**Data entries**:
----------------------------------------
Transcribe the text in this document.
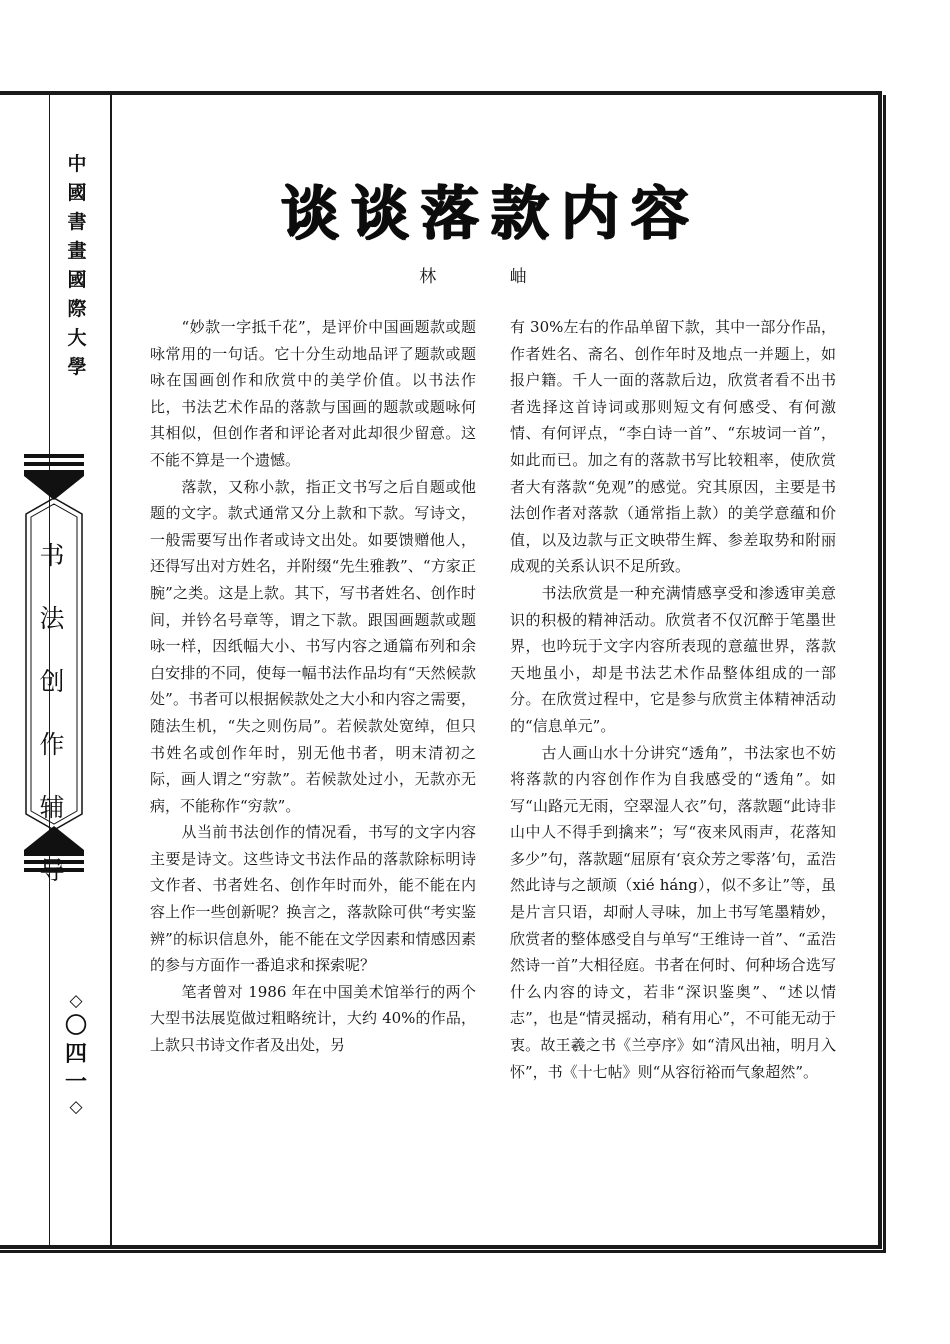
中
國
書
畫
國
際
大
學
书
法
创
作
辅
导
◇
〇
四
一
◇
谈谈落款内容
林 岫

“妙款一字抵千花”，是评价中国画题款或题咏常用的一句话。它十分生动地品评了题款或题咏在国画创作和欣赏中的美学价值。以书法作比，书法艺术作品的落款与国画的题款或题咏何其相似，但创作者和评论者对此却很少留意。这不能不算是一个遗憾。

落款，又称小款，指正文书写之后自题或他题的文字。款式通常又分上款和下款。写诗文，一般需要写出作者或诗文出处。如要馈赠他人，还得写出对方姓名，并附缀“先生雅教”、“方家正腕”之类。这是上款。其下，写书者姓名、创作时间，并钤名号章等，谓之下款。跟国画题款或题咏一样，因纸幅大小、书写内容之通篇布列和余白安排的不同，使每一幅书法作品均有“天然候款处”。书者可以根据候款处之大小和内容之需要，随法生机，“失之则伤局”。若候款处宽绰，但只书姓名或创作年时，别无他书者，明末清初之际，画人谓之“穷款”。若候款处过小，无款亦无病，不能称作“穷款”。

从当前书法创作的情况看，书写的文字内容主要是诗文。这些诗文书法作品的落款除标明诗文作者、书者姓名、创作年时而外，能不能在内容上作一些创新呢？换言之，落款除可供“考实鉴辨”的标识信息外，能不能在文学因素和情感因素的参与方面作一番追求和探索呢？

笔者曾对 1986 年在中国美术馆举行的两个大型书法展览做过粗略统计，大约 40%的作品，上款只书诗文作者及出处，另

有 30%左右的作品单留下款，其中一部分作品，作者姓名、斋名、创作年时及地点一并题上，如报户籍。千人一面的落款后边，欣赏者看不出书者选择这首诗词或那则短文有何感受、有何激情、有何评点，“李白诗一首”、“东坡词一首”，如此而已。加之有的落款书写比较粗率，使欣赏者大有落款“免观”的感觉。究其原因，主要是书法创作者对落款（通常指上款）的美学意蕴和价值，以及边款与正文映带生辉、参差取势和附丽成观的关系认识不足所致。

书法欣赏是一种充满情感享受和渗透审美意识的积极的精神活动。欣赏者不仅沉醉于笔墨世界，也吟玩于文字内容所表现的意蕴世界，落款天地虽小，却是书法艺术作品整体组成的一部分。在欣赏过程中，它是参与欣赏主体精神活动的“信息单元”。

古人画山水十分讲究“透角”，书法家也不妨将落款的内容创作作为自我感受的“透角”。如写“山路元无雨，空翠湿人衣”句，落款题“此诗非山中人不得手到擒来”；写“夜来风雨声，花落知多少”句，落款题“屈原有‘哀众芳之零落’句，孟浩然此诗与之颉颃（xié háng），似不多让”等，虽是片言只语，却耐人寻味，加上书写笔墨精妙，欣赏者的整体感受自与单写“王维诗一首”、“孟浩然诗一首”大相径庭。书者在何时、何种场合选写什么内容的诗文，若非“深识鉴奥”、“述以情志”，也是“情灵摇动，稍有用心”，不可能无动于衷。故王羲之书《兰亭序》如“清风出袖，明月入怀”，书《十七帖》则“从容衍裕而气象超然”。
----------------------------------------
Make an exact reproduction of the listing above, without any pictures.

**Right answer**:
Transcribe the text in this document.
中
國
書
畫
國
際
大
學
书
法
创
作
辅
导
◇
〇
四
一
◇
谈谈落款内容
林 岫

“妙款一字抵千花”，是评价中国画题款或题咏常用的一句话。它十分生动地品评了题款或题咏在国画创作和欣赏中的美学价值。以书法作比，书法艺术作品的落款与国画的题款或题咏何其相似，但创作者和评论者对此却很少留意。这不能不算是一个遗憾。

落款，又称小款，指正文书写之后自题或他题的文字。款式通常又分上款和下款。写诗文，一般需要写出作者或诗文出处。如要馈赠他人，还得写出对方姓名，并附缀“先生雅教”、“方家正腕”之类。这是上款。其下，写书者姓名、创作时间，并钤名号章等，谓之下款。跟国画题款或题咏一样，因纸幅大小、书写内容之通篇布列和余白安排的不同，使每一幅书法作品均有“天然候款处”。书者可以根据候款处之大小和内容之需要，随法生机，“失之则伤局”。若候款处宽绰，但只书姓名或创作年时，别无他书者，明末清初之际，画人谓之“穷款”。若候款处过小，无款亦无病，不能称作“穷款”。

从当前书法创作的情况看，书写的文字内容主要是诗文。这些诗文书法作品的落款除标明诗文作者、书者姓名、创作年时而外，能不能在内容上作一些创新呢？换言之，落款除可供“考实鉴辨”的标识信息外，能不能在文学因素和情感因素的参与方面作一番追求和探索呢？

笔者曾对 1986 年在中国美术馆举行的两个大型书法展览做过粗略统计，大约 40%的作品，上款只书诗文作者及出处，另

有 30%左右的作品单留下款，其中一部分作品，作者姓名、斋名、创作年时及地点一并题上，如报户籍。千人一面的落款后边，欣赏者看不出书者选择这首诗词或那则短文有何感受、有何激情、有何评点，“李白诗一首”、“东坡词一首”，如此而已。加之有的落款书写比较粗率，使欣赏者大有落款“免观”的感觉。究其原因，主要是书法创作者对落款（通常指上款）的美学意蕴和价值，以及边款与正文映带生辉、参差取势和附丽成观的关系认识不足所致。

书法欣赏是一种充满情感享受和渗透审美意识的积极的精神活动。欣赏者不仅沉醉于笔墨世界，也吟玩于文字内容所表现的意蕴世界，落款天地虽小，却是书法艺术作品整体组成的一部分。在欣赏过程中，它是参与欣赏主体精神活动的“信息单元”。

古人画山水十分讲究“透角”，书法家也不妨将落款的内容创作作为自我感受的“透角”。如写“山路元无雨，空翠湿人衣”句，落款题“此诗非山中人不得手到擒来”；写“夜来风雨声，花落知多少”句，落款题“屈原有‘哀众芳之零落’句，孟浩然此诗与之颉颃（xié háng），似不多让”等，虽是片言只语，却耐人寻味，加上书写笔墨精妙，欣赏者的整体感受自与单写“王维诗一首”、“孟浩然诗一首”大相径庭。书者在何时、何种场合选写什么内容的诗文，若非“深识鉴奥”、“述以情志”，也是“情灵摇动，稍有用心”，不可能无动于衷。故王羲之书《兰亭序》如“清风出袖，明月入怀”，书《十七帖》则“从容衍裕而气象超然”。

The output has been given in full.